» TASK TO COMPLETE: Find how many lines hold the word "власти". Give only the number.

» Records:

* START *

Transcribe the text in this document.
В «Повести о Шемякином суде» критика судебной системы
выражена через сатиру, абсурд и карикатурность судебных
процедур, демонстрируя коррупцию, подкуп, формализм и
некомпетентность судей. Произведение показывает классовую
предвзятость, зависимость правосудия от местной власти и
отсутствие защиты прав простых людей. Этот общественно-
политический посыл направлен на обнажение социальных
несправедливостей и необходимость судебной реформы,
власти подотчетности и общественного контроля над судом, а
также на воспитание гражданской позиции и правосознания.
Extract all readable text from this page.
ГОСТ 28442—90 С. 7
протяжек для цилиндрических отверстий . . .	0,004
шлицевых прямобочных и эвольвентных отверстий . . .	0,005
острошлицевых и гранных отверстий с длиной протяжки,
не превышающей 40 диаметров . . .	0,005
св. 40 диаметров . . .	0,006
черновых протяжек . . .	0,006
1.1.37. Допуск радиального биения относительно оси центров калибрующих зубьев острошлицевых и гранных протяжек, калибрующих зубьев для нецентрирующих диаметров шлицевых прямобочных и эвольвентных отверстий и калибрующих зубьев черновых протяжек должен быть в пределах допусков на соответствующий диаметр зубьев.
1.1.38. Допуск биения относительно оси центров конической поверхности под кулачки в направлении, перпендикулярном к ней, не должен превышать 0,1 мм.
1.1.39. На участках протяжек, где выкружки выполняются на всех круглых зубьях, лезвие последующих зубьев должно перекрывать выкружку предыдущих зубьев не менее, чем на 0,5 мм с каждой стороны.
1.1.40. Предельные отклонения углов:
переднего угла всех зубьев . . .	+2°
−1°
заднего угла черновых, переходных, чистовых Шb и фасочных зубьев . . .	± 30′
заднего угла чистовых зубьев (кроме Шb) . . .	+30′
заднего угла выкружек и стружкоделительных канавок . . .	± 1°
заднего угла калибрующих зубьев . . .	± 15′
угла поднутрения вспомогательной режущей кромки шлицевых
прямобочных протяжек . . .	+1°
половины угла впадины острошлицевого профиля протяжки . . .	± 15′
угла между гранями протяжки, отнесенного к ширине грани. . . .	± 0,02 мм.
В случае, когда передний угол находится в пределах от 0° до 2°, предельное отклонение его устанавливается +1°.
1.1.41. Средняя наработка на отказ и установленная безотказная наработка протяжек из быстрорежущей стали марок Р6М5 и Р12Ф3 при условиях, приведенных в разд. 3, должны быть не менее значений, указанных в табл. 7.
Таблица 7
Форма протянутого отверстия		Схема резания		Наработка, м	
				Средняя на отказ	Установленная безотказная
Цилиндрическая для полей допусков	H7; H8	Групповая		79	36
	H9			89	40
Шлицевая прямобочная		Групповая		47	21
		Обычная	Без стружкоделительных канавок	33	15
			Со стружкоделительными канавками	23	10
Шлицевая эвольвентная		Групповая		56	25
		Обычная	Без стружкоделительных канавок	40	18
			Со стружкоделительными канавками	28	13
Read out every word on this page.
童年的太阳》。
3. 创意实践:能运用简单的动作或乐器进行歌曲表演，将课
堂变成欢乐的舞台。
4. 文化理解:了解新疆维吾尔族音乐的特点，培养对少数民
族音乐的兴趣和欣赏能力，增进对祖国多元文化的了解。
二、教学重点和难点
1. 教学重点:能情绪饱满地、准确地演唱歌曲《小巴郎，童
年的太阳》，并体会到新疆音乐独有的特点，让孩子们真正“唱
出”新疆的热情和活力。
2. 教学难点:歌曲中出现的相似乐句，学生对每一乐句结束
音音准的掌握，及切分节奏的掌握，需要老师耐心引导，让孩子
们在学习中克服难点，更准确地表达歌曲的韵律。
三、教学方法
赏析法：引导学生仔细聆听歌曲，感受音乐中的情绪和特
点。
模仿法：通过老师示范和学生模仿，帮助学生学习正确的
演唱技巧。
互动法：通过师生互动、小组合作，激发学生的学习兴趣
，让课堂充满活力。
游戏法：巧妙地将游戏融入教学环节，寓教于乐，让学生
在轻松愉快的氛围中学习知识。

* END *

» EXERCISE RESPONSE: 2